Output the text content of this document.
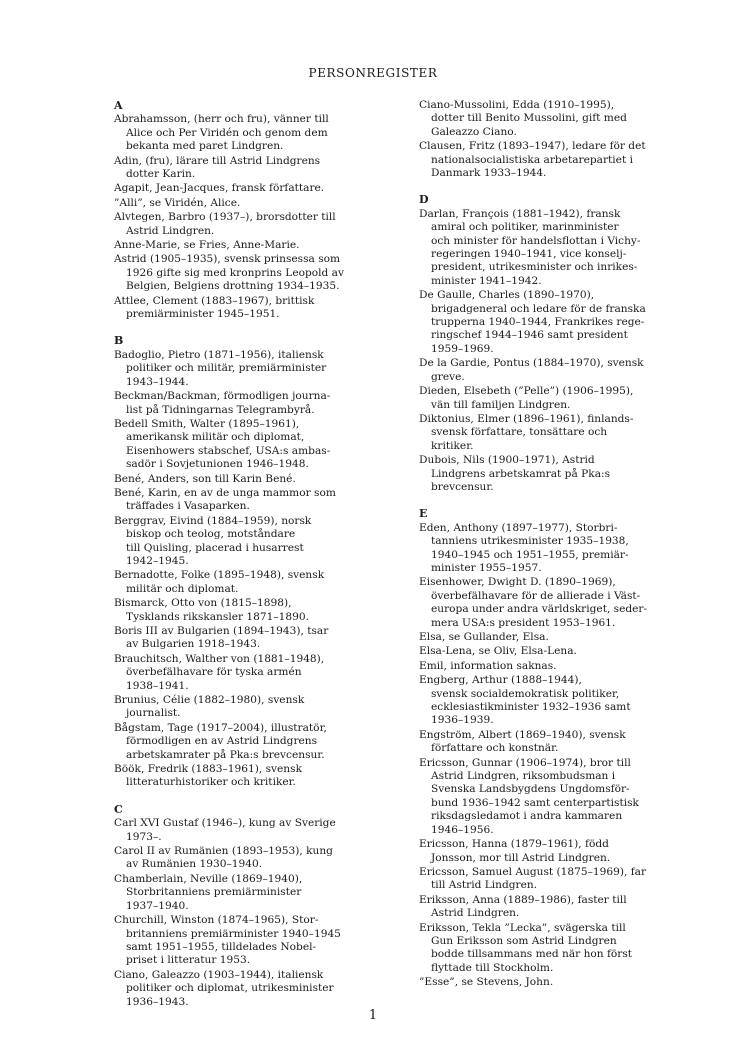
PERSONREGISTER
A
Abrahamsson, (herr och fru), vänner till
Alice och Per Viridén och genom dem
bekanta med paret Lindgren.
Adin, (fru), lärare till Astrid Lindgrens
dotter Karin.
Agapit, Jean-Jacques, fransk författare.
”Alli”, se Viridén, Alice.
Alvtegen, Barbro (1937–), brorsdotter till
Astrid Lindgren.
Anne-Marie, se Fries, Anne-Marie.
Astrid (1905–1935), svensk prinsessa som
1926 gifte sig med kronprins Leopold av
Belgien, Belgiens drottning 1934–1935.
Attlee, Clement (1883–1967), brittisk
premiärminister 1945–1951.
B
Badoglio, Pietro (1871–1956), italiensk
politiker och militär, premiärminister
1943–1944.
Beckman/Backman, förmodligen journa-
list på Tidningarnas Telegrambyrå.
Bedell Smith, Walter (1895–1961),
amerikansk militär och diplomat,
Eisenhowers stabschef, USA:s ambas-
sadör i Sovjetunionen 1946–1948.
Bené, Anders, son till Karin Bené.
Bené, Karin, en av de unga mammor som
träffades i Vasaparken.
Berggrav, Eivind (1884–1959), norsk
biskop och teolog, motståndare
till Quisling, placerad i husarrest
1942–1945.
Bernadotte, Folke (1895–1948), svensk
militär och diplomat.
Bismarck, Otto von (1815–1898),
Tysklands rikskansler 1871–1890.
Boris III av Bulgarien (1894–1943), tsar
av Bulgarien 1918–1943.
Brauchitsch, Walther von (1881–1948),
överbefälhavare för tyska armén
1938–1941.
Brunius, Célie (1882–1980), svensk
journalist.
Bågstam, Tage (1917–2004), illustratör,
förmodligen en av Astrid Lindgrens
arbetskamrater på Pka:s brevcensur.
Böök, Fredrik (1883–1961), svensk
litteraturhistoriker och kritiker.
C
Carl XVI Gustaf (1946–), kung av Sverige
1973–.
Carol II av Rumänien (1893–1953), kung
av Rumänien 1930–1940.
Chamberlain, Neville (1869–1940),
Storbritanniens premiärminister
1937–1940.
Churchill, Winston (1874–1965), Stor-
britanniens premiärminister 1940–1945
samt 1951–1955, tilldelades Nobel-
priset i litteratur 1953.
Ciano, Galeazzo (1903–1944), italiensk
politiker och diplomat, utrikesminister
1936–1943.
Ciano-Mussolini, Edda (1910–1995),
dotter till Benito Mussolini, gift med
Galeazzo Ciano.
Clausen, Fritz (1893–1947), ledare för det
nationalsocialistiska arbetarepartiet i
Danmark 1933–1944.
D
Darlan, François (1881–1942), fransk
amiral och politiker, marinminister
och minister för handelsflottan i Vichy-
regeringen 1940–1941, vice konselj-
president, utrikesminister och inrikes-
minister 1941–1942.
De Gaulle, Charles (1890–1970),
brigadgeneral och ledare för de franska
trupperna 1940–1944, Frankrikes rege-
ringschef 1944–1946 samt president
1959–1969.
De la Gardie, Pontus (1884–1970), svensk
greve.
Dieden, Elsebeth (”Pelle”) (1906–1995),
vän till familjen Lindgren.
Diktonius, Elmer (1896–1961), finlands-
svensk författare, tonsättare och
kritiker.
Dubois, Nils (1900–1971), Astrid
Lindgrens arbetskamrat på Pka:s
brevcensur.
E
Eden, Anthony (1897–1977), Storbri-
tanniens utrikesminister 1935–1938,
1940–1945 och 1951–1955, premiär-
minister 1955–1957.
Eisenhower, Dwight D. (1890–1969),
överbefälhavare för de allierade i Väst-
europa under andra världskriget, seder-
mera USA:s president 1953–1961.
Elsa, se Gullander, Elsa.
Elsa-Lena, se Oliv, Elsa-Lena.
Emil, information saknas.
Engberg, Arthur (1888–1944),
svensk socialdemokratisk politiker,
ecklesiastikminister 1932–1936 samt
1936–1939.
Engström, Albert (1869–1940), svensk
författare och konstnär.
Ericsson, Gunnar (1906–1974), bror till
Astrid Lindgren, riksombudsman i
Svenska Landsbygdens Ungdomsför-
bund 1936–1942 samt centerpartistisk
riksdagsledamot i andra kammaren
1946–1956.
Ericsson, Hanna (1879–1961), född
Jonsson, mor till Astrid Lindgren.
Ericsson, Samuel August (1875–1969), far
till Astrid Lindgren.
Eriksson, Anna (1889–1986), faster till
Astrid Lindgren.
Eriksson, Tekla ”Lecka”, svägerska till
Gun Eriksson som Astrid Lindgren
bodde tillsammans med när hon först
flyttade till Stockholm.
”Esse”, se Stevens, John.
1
============================================================
> [Work instructions] Transcribe every record above exactly as written, leaving out any pictures.

> [Answer to the exercise]
Output the text content of this document.
PERSONREGISTER
A
Abrahamsson, (herr och fru), vänner till
Alice och Per Viridén och genom dem
bekanta med paret Lindgren.
Adin, (fru), lärare till Astrid Lindgrens
dotter Karin.
Agapit, Jean-Jacques, fransk författare.
”Alli”, se Viridén, Alice.
Alvtegen, Barbro (1937–), brorsdotter till
Astrid Lindgren.
Anne-Marie, se Fries, Anne-Marie.
Astrid (1905–1935), svensk prinsessa som
1926 gifte sig med kronprins Leopold av
Belgien, Belgiens drottning 1934–1935.
Attlee, Clement (1883–1967), brittisk
premiärminister 1945–1951.
B
Badoglio, Pietro (1871–1956), italiensk
politiker och militär, premiärminister
1943–1944.
Beckman/Backman, förmodligen journa-
list på Tidningarnas Telegrambyrå.
Bedell Smith, Walter (1895–1961),
amerikansk militär och diplomat,
Eisenhowers stabschef, USA:s ambas-
sadör i Sovjetunionen 1946–1948.
Bené, Anders, son till Karin Bené.
Bené, Karin, en av de unga mammor som
träffades i Vasaparken.
Berggrav, Eivind (1884–1959), norsk
biskop och teolog, motståndare
till Quisling, placerad i husarrest
1942–1945.
Bernadotte, Folke (1895–1948), svensk
militär och diplomat.
Bismarck, Otto von (1815–1898),
Tysklands rikskansler 1871–1890.
Boris III av Bulgarien (1894–1943), tsar
av Bulgarien 1918–1943.
Brauchitsch, Walther von (1881–1948),
överbefälhavare för tyska armén
1938–1941.
Brunius, Célie (1882–1980), svensk
journalist.
Bågstam, Tage (1917–2004), illustratör,
förmodligen en av Astrid Lindgrens
arbetskamrater på Pka:s brevcensur.
Böök, Fredrik (1883–1961), svensk
litteraturhistoriker och kritiker.
C
Carl XVI Gustaf (1946–), kung av Sverige
1973–.
Carol II av Rumänien (1893–1953), kung
av Rumänien 1930–1940.
Chamberlain, Neville (1869–1940),
Storbritanniens premiärminister
1937–1940.
Churchill, Winston (1874–1965), Stor-
britanniens premiärminister 1940–1945
samt 1951–1955, tilldelades Nobel-
priset i litteratur 1953.
Ciano, Galeazzo (1903–1944), italiensk
politiker och diplomat, utrikesminister
1936–1943.
Ciano-Mussolini, Edda (1910–1995),
dotter till Benito Mussolini, gift med
Galeazzo Ciano.
Clausen, Fritz (1893–1947), ledare för det
nationalsocialistiska arbetarepartiet i
Danmark 1933–1944.
D
Darlan, François (1881–1942), fransk
amiral och politiker, marinminister
och minister för handelsflottan i Vichy-
regeringen 1940–1941, vice konselj-
president, utrikesminister och inrikes-
minister 1941–1942.
De Gaulle, Charles (1890–1970),
brigadgeneral och ledare för de franska
trupperna 1940–1944, Frankrikes rege-
ringschef 1944–1946 samt president
1959–1969.
De la Gardie, Pontus (1884–1970), svensk
greve.
Dieden, Elsebeth (”Pelle”) (1906–1995),
vän till familjen Lindgren.
Diktonius, Elmer (1896–1961), finlands-
svensk författare, tonsättare och
kritiker.
Dubois, Nils (1900–1971), Astrid
Lindgrens arbetskamrat på Pka:s
brevcensur.
E
Eden, Anthony (1897–1977), Storbri-
tanniens utrikesminister 1935–1938,
1940–1945 och 1951–1955, premiär-
minister 1955–1957.
Eisenhower, Dwight D. (1890–1969),
överbefälhavare för de allierade i Väst-
europa under andra världskriget, seder-
mera USA:s president 1953–1961.
Elsa, se Gullander, Elsa.
Elsa-Lena, se Oliv, Elsa-Lena.
Emil, information saknas.
Engberg, Arthur (1888–1944),
svensk socialdemokratisk politiker,
ecklesiastikminister 1932–1936 samt
1936–1939.
Engström, Albert (1869–1940), svensk
författare och konstnär.
Ericsson, Gunnar (1906–1974), bror till
Astrid Lindgren, riksombudsman i
Svenska Landsbygdens Ungdomsför-
bund 1936–1942 samt centerpartistisk
riksdagsledamot i andra kammaren
1946–1956.
Ericsson, Hanna (1879–1961), född
Jonsson, mor till Astrid Lindgren.
Ericsson, Samuel August (1875–1969), far
till Astrid Lindgren.
Eriksson, Anna (1889–1986), faster till
Astrid Lindgren.
Eriksson, Tekla ”Lecka”, svägerska till
Gun Eriksson som Astrid Lindgren
bodde tillsammans med när hon först
flyttade till Stockholm.
”Esse”, se Stevens, John.
1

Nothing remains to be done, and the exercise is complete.